GIVEN TEXT:
V. Manikandan  is a leading cinematographer who works as the cinematographer for a number of major box office hits in Hindi, Tamil and Malayalam. He is an ad film cinematographer with more than 3000 ad films to his credit. 

He won the Best Cinematographer award Filmfare Awards South for the movie Anniyan. His debut movie was Atharmam (Tamil) in 1994. He has worked with directors Priyadarshan, Mani Ratnam and S. Shankar. In a function Mani Ratnam said "Yes - he is one of the good cinematographers in India". V. Manikandan was nominated for Asia Pacific Cine Awards(ASPA) for his work in Raavanan/Raavan in 2010 for Best Cinematography. He has won Apsara award for best cinematography for Raavan in 2011. He is the younger brother of Artist V. Jeevananthan, A National Awardee for his Book On Cinema 'Thiraicheelai' in the National film Awards 2010.

SHORT PROBLEM 1: Write out the records from their first line through the line containing "Bar xyxy=(308,382,331,388)", inclusive.
The records that follow bear no relation to the Manikandan biography.

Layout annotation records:
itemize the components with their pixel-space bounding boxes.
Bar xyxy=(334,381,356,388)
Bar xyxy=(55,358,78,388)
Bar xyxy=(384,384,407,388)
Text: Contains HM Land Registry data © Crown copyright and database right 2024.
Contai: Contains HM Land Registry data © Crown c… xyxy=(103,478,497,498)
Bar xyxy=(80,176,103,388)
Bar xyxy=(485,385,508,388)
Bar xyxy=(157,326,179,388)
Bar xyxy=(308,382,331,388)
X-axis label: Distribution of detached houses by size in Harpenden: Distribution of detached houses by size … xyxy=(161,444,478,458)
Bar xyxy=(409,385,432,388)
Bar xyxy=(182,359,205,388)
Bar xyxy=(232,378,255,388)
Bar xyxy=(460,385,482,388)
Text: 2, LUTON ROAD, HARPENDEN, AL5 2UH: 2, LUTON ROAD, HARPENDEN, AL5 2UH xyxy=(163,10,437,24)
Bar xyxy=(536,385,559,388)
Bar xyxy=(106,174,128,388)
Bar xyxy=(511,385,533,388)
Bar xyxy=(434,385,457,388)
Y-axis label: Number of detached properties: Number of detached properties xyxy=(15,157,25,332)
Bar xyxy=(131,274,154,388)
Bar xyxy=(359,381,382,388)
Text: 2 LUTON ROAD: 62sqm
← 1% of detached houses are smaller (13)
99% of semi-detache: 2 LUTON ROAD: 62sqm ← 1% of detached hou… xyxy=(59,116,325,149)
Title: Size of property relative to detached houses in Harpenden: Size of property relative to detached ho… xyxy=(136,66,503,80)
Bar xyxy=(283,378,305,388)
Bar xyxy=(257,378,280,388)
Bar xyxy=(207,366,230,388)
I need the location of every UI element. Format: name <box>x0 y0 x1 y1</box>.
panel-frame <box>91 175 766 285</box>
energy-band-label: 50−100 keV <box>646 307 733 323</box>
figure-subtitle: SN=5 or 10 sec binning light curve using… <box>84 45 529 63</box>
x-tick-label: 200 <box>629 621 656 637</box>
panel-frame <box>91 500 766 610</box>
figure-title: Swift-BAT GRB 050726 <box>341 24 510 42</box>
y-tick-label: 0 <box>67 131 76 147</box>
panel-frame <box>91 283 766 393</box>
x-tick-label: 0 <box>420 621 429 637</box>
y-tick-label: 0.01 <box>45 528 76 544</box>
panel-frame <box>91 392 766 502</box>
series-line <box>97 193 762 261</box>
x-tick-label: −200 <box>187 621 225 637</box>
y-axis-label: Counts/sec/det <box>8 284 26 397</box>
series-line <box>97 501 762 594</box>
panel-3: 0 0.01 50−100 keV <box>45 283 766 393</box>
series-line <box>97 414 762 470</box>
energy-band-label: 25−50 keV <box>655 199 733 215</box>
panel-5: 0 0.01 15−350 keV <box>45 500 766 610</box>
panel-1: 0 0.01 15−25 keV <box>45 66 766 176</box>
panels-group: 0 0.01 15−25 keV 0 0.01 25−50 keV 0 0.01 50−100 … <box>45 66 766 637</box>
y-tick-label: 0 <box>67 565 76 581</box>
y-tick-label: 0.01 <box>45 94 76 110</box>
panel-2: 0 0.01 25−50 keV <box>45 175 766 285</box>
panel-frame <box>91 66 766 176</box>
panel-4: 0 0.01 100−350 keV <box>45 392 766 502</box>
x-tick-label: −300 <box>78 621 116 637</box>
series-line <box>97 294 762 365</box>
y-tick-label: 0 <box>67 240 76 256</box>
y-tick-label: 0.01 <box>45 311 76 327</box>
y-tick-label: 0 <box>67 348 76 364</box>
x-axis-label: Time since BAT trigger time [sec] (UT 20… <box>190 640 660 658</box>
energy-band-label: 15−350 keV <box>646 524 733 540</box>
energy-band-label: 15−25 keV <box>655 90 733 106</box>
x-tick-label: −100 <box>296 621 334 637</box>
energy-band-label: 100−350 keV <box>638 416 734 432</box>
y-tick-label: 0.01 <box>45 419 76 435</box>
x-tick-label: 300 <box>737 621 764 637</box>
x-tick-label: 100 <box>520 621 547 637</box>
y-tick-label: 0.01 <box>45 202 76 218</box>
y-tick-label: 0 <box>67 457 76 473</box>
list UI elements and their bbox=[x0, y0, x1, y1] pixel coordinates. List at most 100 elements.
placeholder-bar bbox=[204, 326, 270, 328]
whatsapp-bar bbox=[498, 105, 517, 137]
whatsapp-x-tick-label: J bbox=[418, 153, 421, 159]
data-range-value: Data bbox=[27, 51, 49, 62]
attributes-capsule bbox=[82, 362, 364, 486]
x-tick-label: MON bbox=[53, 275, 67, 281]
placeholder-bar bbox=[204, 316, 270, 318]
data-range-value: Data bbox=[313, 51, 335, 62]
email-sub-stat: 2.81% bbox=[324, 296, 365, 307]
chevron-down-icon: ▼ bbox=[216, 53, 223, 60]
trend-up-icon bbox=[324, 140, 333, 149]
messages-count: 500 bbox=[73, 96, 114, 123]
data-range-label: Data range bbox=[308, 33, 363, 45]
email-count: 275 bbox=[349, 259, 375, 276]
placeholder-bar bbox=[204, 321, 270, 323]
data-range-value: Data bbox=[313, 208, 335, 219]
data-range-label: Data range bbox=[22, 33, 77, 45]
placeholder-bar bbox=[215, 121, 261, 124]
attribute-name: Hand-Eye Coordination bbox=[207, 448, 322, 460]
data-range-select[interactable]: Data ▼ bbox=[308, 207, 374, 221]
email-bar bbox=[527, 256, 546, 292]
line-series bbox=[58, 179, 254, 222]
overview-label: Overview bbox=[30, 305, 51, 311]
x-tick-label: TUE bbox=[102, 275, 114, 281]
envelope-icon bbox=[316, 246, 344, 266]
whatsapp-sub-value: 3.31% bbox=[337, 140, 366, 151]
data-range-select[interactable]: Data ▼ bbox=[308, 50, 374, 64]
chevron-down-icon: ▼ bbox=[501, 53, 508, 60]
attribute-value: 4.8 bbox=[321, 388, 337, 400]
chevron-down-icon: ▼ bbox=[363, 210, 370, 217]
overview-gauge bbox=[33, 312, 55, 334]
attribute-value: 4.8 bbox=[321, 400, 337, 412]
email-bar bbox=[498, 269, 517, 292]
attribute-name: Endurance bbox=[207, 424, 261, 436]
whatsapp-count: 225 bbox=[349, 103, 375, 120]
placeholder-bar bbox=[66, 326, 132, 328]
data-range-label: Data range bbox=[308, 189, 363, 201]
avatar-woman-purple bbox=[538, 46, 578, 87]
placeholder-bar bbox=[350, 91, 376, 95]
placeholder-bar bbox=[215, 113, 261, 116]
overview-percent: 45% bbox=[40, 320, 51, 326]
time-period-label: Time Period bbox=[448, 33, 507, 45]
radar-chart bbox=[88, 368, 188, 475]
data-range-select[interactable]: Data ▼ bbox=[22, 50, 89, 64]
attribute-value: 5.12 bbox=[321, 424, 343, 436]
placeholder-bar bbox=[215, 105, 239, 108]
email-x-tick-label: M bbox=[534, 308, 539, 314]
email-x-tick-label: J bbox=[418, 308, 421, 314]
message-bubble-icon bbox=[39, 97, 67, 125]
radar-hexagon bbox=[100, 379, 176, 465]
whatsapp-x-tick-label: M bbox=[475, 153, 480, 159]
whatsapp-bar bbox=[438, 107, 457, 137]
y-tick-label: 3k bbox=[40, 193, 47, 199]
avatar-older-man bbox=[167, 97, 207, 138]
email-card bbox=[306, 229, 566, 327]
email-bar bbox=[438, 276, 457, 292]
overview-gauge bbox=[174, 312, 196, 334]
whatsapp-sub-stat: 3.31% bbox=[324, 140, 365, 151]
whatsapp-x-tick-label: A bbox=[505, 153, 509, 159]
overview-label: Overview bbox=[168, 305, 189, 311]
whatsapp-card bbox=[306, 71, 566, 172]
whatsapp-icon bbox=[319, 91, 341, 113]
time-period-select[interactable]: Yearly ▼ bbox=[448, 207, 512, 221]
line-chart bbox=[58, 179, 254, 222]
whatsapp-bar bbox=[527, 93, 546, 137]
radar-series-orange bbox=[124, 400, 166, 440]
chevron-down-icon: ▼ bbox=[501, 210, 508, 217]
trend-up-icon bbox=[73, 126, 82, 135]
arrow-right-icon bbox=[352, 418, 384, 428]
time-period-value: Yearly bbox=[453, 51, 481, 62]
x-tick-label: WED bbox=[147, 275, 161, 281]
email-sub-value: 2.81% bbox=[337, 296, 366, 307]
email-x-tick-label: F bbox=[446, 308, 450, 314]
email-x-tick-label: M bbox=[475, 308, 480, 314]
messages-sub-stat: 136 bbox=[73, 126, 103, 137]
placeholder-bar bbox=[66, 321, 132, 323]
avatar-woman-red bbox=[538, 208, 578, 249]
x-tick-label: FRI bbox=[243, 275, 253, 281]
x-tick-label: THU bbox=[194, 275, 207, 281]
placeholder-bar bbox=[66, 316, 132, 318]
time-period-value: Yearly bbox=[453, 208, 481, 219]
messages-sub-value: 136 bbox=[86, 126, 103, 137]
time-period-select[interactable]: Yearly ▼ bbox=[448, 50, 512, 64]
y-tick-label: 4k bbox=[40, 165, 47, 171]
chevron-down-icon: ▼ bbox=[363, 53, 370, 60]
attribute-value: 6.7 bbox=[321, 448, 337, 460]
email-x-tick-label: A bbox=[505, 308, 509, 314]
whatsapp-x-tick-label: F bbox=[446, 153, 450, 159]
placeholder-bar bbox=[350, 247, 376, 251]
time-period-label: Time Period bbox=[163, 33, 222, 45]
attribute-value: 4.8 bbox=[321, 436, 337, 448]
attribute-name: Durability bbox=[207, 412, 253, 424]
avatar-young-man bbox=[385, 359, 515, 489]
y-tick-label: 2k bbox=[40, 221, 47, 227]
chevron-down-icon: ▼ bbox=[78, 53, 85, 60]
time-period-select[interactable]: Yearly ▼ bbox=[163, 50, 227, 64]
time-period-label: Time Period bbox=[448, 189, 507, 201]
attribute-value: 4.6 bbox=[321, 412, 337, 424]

SHORT PROBLEM 2: List the directors whom the Manikandan biography names as having worked with V. Manikandan.

CORRECT ANSWER 1:
itemize the components with their pixel-space bounding boxes.
Bar xyxy=(334,381,356,388)
Bar xyxy=(55,358,78,388)
Bar xyxy=(384,384,407,388)
Text: Contains HM Land Registry data © Crown copyright and database right 2024.
Contai: Contains HM Land Registry data © Crown c… xyxy=(103,478,497,498)
Bar xyxy=(80,176,103,388)
Bar xyxy=(485,385,508,388)
Bar xyxy=(157,326,179,388)
Bar xyxy=(308,382,331,388)

CORRECT ANSWER 2: Priyadarshan, Mani Ratnam, S. Shankar